_Written exercise:_ From the entries provided below, copy each line that contains the word "工业人工智能".
— START Material provided —
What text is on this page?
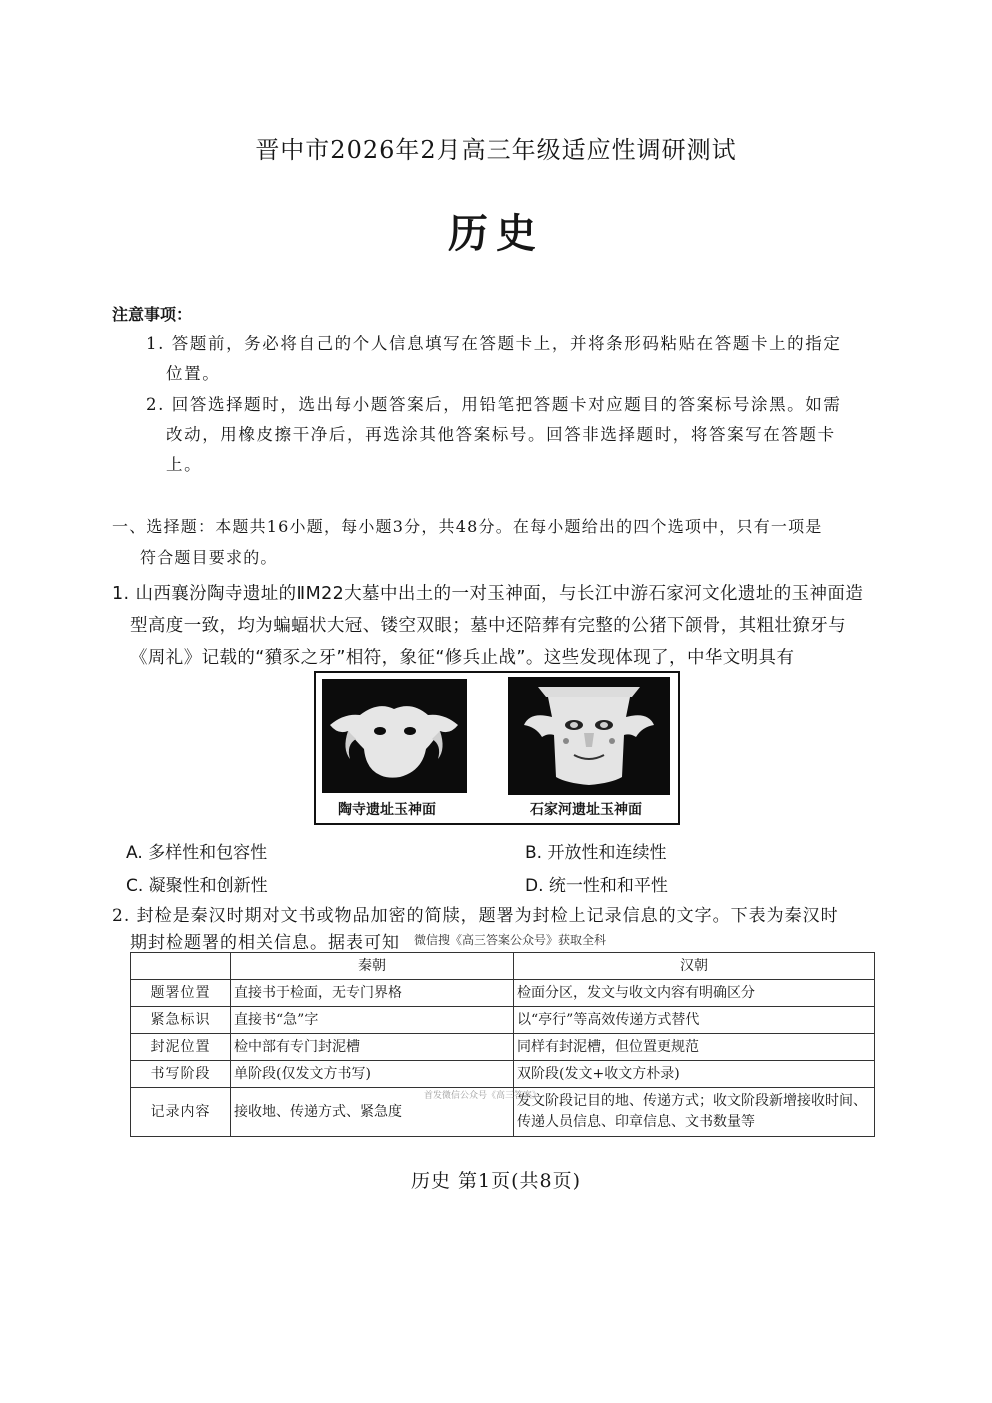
晋中市2026年2月高三年级适应性调研测试
历史
注意事项：
1. 答题前，务必将自己的个人信息填写在答题卡上，并将条形码粘贴在答题卡上的指定
位置。
2. 回答选择题时，选出每小题答案后，用铅笔把答题卡对应题目的答案标号涂黑。如需
改动，用橡皮擦干净后，再选涂其他答案标号。回答非选择题时，将答案写在答题卡
上。
一、选择题：本题共16小题，每小题3分，共48分。在每小题给出的四个选项中，只有一项是
符合题目要求的。
1. 山西襄汾陶寺遗址的ⅡM22大墓中出土的一对玉神面，与长江中游石家河文化遗址的玉神面造
型高度一致，均为蝙蝠状大冠、镂空双眼；墓中还陪葬有完整的公猪下颌骨，其粗壮獠牙与
《周礼》记载的“豶豕之牙”相符，象征“修兵止战”。这些发现体现了，中华文明具有
陶寺遗址玉神面	石家河遗址玉神面
A. 多样性和包容性	B. 开放性和连续性
C. 凝聚性和创新性	D. 统一性和和平性
2. 封检是秦汉时期对文书或物品加密的简牍，题署为封检上记录信息的文字。下表为秦汉时
期封检题署的相关信息。据表可知 微信搜《高三答案公众号》获取全科
	秦朝	汉朝
题署位置	直接书于检面，无专门界格	检面分区，发文与收文内容有明确区分
紧急标识	直接书“急”字	以“亭行”等高效传递方式替代
封泥位置	检中部有专门封泥槽	同样有封泥槽，但位置更规范
书写阶段	单阶段(仅发文方书写)	双阶段(发文+收文方朴录)
记录内容	接收地、传递方式、紧急度	发文阶段记目的地、传递方式；收文阶段新增接收时间、传递人员信息、印章信息、文书数量等
首发微信公众号《高三答案》
历史 第1页(共8页)
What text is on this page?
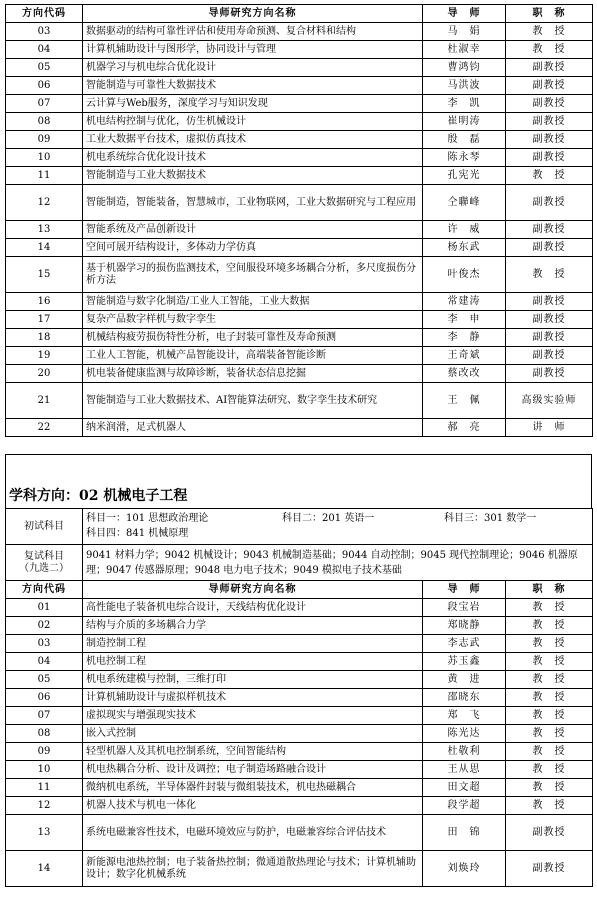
方向代码	导师研究方向名称	导　师	职　称
03	数据驱动的结构可靠性评估和使用寿命预测、复合材料和结构	马　娟	教　授
04	计算机辅助设计与图形学，协同设计与管理	杜淑幸	教　授
05	机器学习与机电综合优化设计	曹鸿钧	副教授
06	智能制造与可靠性大数据技术	马洪波	副教授
07	云计算与Web服务，深度学习与知识发现	李　凯	副教授
08	机电结构控制与优化，仿生机械设计	崔明涛	副教授
09	工业大数据平台技术，虚拟仿真技术	殷　磊	副教授
10	机电系统综合优化设计技术	陈永琴	副教授
11	智能制造与工业大数据技术	孔宪光	教　授
12	智能制造，智能装备，智慧城市，工业物联网，工业大数据研究与工程应用	仝聯峰	副教授
13	智能系统及产品创新设计	许　威	副教授
14	空间可展开结构设计，多体动力学仿真	杨东武	副教授
15	基于机器学习的损伤监测技术，空间服役环境多场耦合分析，多尺度损伤分析方法	叶俊杰	教　授
16	智能制造与数字化制造/工业人工智能，工业大数据	常建涛	副教授
17	复杂产品数字样机与数字孪生	李　申	副教授
18	机械结构疲劳损伤特性分析，电子封装可靠性及寿命预测	李　静	副教授
19	工业人工智能，机械产品智能设计，高端装备智能诊断	王奇斌	副教授
20	机电装备健康监测与故障诊断，装备状态信息挖掘	蔡改改	副教授
21	智能制造与工业大数据技术、AI智能算法研究、数字孪生技术研究	王　佩	高级实验师
22	纳米润滑，足式机器人	郝　亮	讲　师
学科方向：02 机械电子工程
初试科目	科目一：101 思想政治理论 科目二：201 英语一 科目三：301 数学一
科目四：841 机械原理

复试科目
（九选二）	9041 材料力学；9042 机械设计；9043 机械制造基础；9044 自动控制；9045 现代控制理论；9046 机器原理；9047 传感器原理；9048 电力电子技术；9049 模拟电子技术基础
方向代码	导师研究方向名称	导　师	职　称
01	高性能电子装备机电综合设计，天线结构优化设计	段宝岩	教　授
02	结构与介质的多场耦合力学	郑晓静	教　授
03	制造控制工程	李志武	教　授
04	机电控制工程	苏玉鑫	教　授
05	机电系统建模与控制，三维打印	黄　进	教　授
06	计算机辅助设计与虚拟样机技术	邵晓东	教　授
07	虚拟现实与增强现实技术	郑　飞	教　授
08	嵌入式控制	陈光达	教　授
09	轻型机器人及其机电控制系统，空间智能结构	杜敬利	教　授
10	机电热耦合分析、设计及调控；电子制造场路融合设计	王从思	教　授
11	微纳机电系统，半导体器件封装与微组装技术，机电热磁耦合	田文超	教　授
12	机器人技术与机电一体化	段学超	教　授
13	系统电磁兼容性技术，电磁环境效应与防护，电磁兼容综合评估技术	田　锦	副教授
14	新能源电池热控制；电子装备热控制；微通道散热理论与技术；计算机辅助设计；数字化机械系统	刘焕玲	副教授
— END Material provided —
_Solution for this task:_
16	智能制造与数字化制造/工业人工智能，工业大数据	常建涛	副教授
19	工业人工智能，机械产品智能设计，高端装备智能诊断	王奇斌	副教授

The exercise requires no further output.